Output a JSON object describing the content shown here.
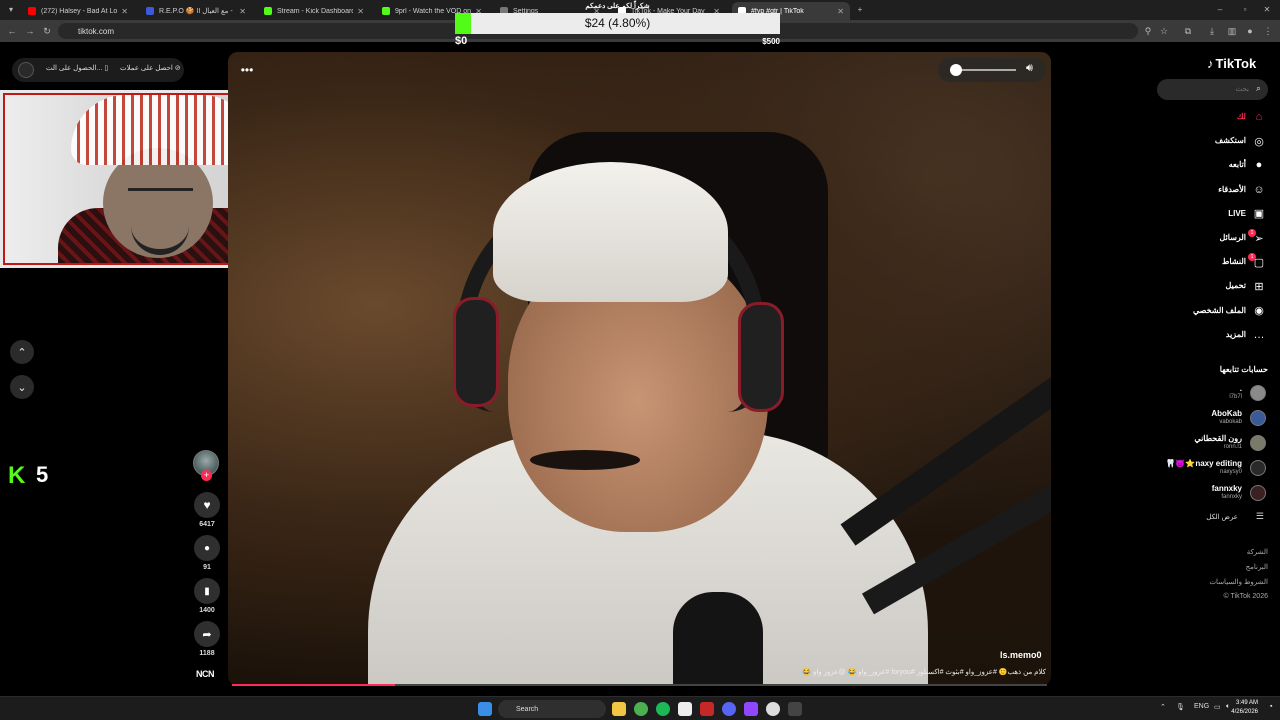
{
  "browser": {
    "tabs": [
      {
        "title": "(272) Halsey - Bad At Lov",
        "color": "#ff0000",
        "active": false
      },
      {
        "title": "R.E.P.O 🍪 II مع العيال - Rest",
        "color": "#3b5bdb",
        "active": false
      },
      {
        "title": "Stream - Kick Dashboard",
        "color": "#53fc18",
        "active": false
      },
      {
        "title": "9prl - Watch the VOD on Kick",
        "color": "#53fc18",
        "active": false
      },
      {
        "title": "Settings",
        "color": "#777777",
        "active": false
      },
      {
        "title": "TikTok - Make Your Day",
        "color": "#ffffff",
        "active": false
      },
      {
        "title": "#fyp #qtr | TikTok",
        "color": "#ffffff",
        "active": true
      }
    ],
    "url": "tiktok.com"
  },
  "donation": {
    "title": "شكراً لكم على دعمكم",
    "amount_text": "$24 (4.80%)",
    "progress_fraction": 0.048,
    "min_label": "$0",
    "max_label": "$500",
    "accent": "#53fc18"
  },
  "tiktok": {
    "promo": {
      "get_coins": "احصل على عملات",
      "get_app": "الحصول على الت..."
    },
    "logo": "TikTok",
    "search_placeholder": "بحث",
    "nav": [
      {
        "label": "لك",
        "icon": "home-icon",
        "active": true
      },
      {
        "label": "استكشف",
        "icon": "compass-icon",
        "active": false
      },
      {
        "label": "أتابعه",
        "icon": "following-avatar-icon",
        "active": false
      },
      {
        "label": "الأصدقاء",
        "icon": "friends-icon",
        "active": false
      },
      {
        "label": "LIVE",
        "icon": "live-icon",
        "active": false
      },
      {
        "label": "الرسائل",
        "icon": "messages-icon",
        "active": false,
        "badge": "1"
      },
      {
        "label": "النشاط",
        "icon": "activity-icon",
        "active": false,
        "badge": "1"
      },
      {
        "label": "تحميل",
        "icon": "upload-icon",
        "active": false
      },
      {
        "label": "الملف الشخصي",
        "icon": "profile-icon",
        "active": false
      },
      {
        "label": "المزيد",
        "icon": "more-icon",
        "active": false
      }
    ],
    "following_title": "حسابات تتابعها",
    "following": [
      {
        "name": ".",
        "handle": "l7b7l"
      },
      {
        "name": "AboKab",
        "handle": "vabokab"
      },
      {
        "name": "رون القحطاني",
        "handle": "ronn.l1"
      },
      {
        "name": "🦷😈⭐naxy editing",
        "handle": "naxysy0"
      },
      {
        "name": "fannxky",
        "handle": "fannxky"
      }
    ],
    "see_all": "عرض الكل",
    "footer": [
      "الشركة",
      "البرنامج",
      "الشروط والسياسات",
      "© TikTok 2026"
    ],
    "actions": {
      "likes": "6417",
      "comments": "91",
      "bookmarks": "1400",
      "shares": "1188"
    },
    "ncn": "NCN",
    "video": {
      "username": "ls.memo0",
      "caption": "كلام من ذهب🙂 #عزوز_واو #بثوث #اكسبلور #foryou #عزوز_واو 😂 @عزوز واو 😂",
      "progress_fraction": 0.2
    },
    "kick_count": "5"
  },
  "taskbar": {
    "search_label": "Search",
    "lang": "ENG",
    "time": "3:49 AM",
    "date": "4/26/2026"
  }
}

Requirement: Print the entries above exactly, taking out only the pictures.

The answer:
Output a JSON object describing the content shown here.
{
  "browser": {
    "tabs": [
      {
        "title": "(272) Halsey - Bad At Lov",
        "color": "#ff0000",
        "active": false
      },
      {
        "title": "R.E.P.O 🍪 II مع العيال - Rest",
        "color": "#3b5bdb",
        "active": false
      },
      {
        "title": "Stream - Kick Dashboard",
        "color": "#53fc18",
        "active": false
      },
      {
        "title": "9prl - Watch the VOD on Kick",
        "color": "#53fc18",
        "active": false
      },
      {
        "title": "Settings",
        "color": "#777777",
        "active": false
      },
      {
        "title": "TikTok - Make Your Day",
        "color": "#ffffff",
        "active": false
      },
      {
        "title": "#fyp #qtr | TikTok",
        "color": "#ffffff",
        "active": true
      }
    ],
    "url": "tiktok.com"
  },
  "donation": {
    "title": "شكراً لكم على دعمكم",
    "amount_text": "$24 (4.80%)",
    "progress_fraction": 0.048,
    "min_label": "$0",
    "max_label": "$500",
    "accent": "#53fc18"
  },
  "tiktok": {
    "promo": {
      "get_coins": "احصل على عملات",
      "get_app": "الحصول على الت..."
    },
    "logo": "TikTok",
    "search_placeholder": "بحث",
    "nav": [
      {
        "label": "لك",
        "icon": "home-icon",
        "active": true
      },
      {
        "label": "استكشف",
        "icon": "compass-icon",
        "active": false
      },
      {
        "label": "أتابعه",
        "icon": "following-avatar-icon",
        "active": false
      },
      {
        "label": "الأصدقاء",
        "icon": "friends-icon",
        "active": false
      },
      {
        "label": "LIVE",
        "icon": "live-icon",
        "active": false
      },
      {
        "label": "الرسائل",
        "icon": "messages-icon",
        "active": false,
        "badge": "1"
      },
      {
        "label": "النشاط",
        "icon": "activity-icon",
        "active": false,
        "badge": "1"
      },
      {
        "label": "تحميل",
        "icon": "upload-icon",
        "active": false
      },
      {
        "label": "الملف الشخصي",
        "icon": "profile-icon",
        "active": false
      },
      {
        "label": "المزيد",
        "icon": "more-icon",
        "active": false
      }
    ],
    "following_title": "حسابات تتابعها",
    "following": [
      {
        "name": ".",
        "handle": "l7b7l"
      },
      {
        "name": "AboKab",
        "handle": "vabokab"
      },
      {
        "name": "رون القحطاني",
        "handle": "ronn.l1"
      },
      {
        "name": "🦷😈⭐naxy editing",
        "handle": "naxysy0"
      },
      {
        "name": "fannxky",
        "handle": "fannxky"
      }
    ],
    "see_all": "عرض الكل",
    "footer": [
      "الشركة",
      "البرنامج",
      "الشروط والسياسات",
      "© TikTok 2026"
    ],
    "actions": {
      "likes": "6417",
      "comments": "91",
      "bookmarks": "1400",
      "shares": "1188"
    },
    "ncn": "NCN",
    "video": {
      "username": "ls.memo0",
      "caption": "كلام من ذهب🙂 #عزوز_واو #بثوث #اكسبلور #foryou #عزوز_واو 😂 @عزوز واو 😂",
      "progress_fraction": 0.2
    },
    "kick_count": "5"
  },
  "taskbar": {
    "search_label": "Search",
    "lang": "ENG",
    "time": "3:49 AM",
    "date": "4/26/2026"
  }
}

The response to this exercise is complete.